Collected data
==========

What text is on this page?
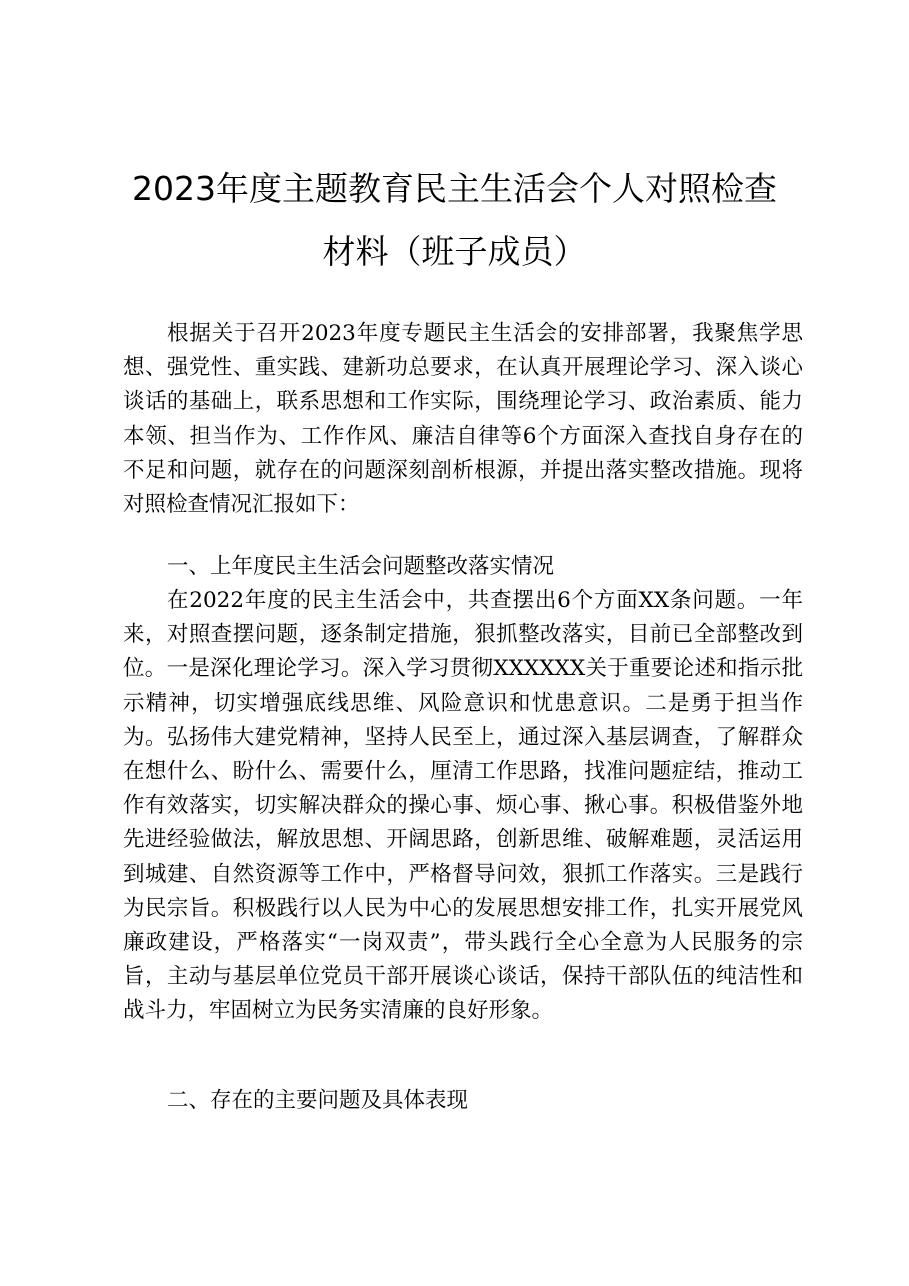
2023年度主题教育民主生活会个人对照检查
材料（班子成员）
根据关于召开2023年度专题民主生活会的安排部署，我聚焦学思想、强党性、重实践、建新功总要求，在认真开展理论学习、深入谈心谈话的基础上，联系思想和工作实际，围绕理论学习、政治素质、能力本领、担当作为、工作作风、廉洁自律等6个方面深入查找自身存在的不足和问题，就存在的问题深刻剖析根源，并提出落实整改措施。现将对照检查情况汇报如下：
一、上年度民主生活会问题整改落实情况
在2022年度的民主生活会中，共查摆出6个方面XX条问题。一年来，对照查摆问题，逐条制定措施，狠抓整改落实，目前已全部整改到位。一是深化理论学习。深入学习贯彻XXXXXX关于重要论述和指示批示精神，切实增强底线思维、风险意识和忧患意识。二是勇于担当作为。弘扬伟大建党精神，坚持人民至上，通过深入基层调查，了解群众在想什么、盼什么、需要什么，厘清工作思路，找准问题症结，推动工作有效落实，切实解决群众的操心事、烦心事、揪心事。积极借鉴外地先进经验做法，解放思想、开阔思路，创新思维、破解难题，灵活运用到城建、自然资源等工作中，严格督导问效，狠抓工作落实。三是践行为民宗旨。积极践行以人民为中心的发展思想安排工作，扎实开展党风廉政建设，严格落实“一岗双责”，带头践行全心全意为人民服务的宗旨，主动与基层单位党员干部开展谈心谈话，保持干部队伍的纯洁性和战斗力，牢固树立为民务实清廉的良好形象。
二、存在的主要问题及具体表现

==========

Transcribe all the data word for word; the images stay out.

What text is on this page?
2023年度主题教育民主生活会个人对照检查
材料（班子成员）
根据关于召开2023年度专题民主生活会的安排部署，我聚焦学思想、强党性、重实践、建新功总要求，在认真开展理论学习、深入谈心谈话的基础上，联系思想和工作实际，围绕理论学习、政治素质、能力本领、担当作为、工作作风、廉洁自律等6个方面深入查找自身存在的不足和问题，就存在的问题深刻剖析根源，并提出落实整改措施。现将对照检查情况汇报如下：
一、上年度民主生活会问题整改落实情况
在2022年度的民主生活会中，共查摆出6个方面XX条问题。一年来，对照查摆问题，逐条制定措施，狠抓整改落实，目前已全部整改到位。一是深化理论学习。深入学习贯彻XXXXXX关于重要论述和指示批示精神，切实增强底线思维、风险意识和忧患意识。二是勇于担当作为。弘扬伟大建党精神，坚持人民至上，通过深入基层调查，了解群众在想什么、盼什么、需要什么，厘清工作思路，找准问题症结，推动工作有效落实，切实解决群众的操心事、烦心事、揪心事。积极借鉴外地先进经验做法，解放思想、开阔思路，创新思维、破解难题，灵活运用到城建、自然资源等工作中，严格督导问效，狠抓工作落实。三是践行为民宗旨。积极践行以人民为中心的发展思想安排工作，扎实开展党风廉政建设，严格落实“一岗双责”，带头践行全心全意为人民服务的宗旨，主动与基层单位党员干部开展谈心谈话，保持干部队伍的纯洁性和战斗力，牢固树立为民务实清廉的良好形象。
二、存在的主要问题及具体表现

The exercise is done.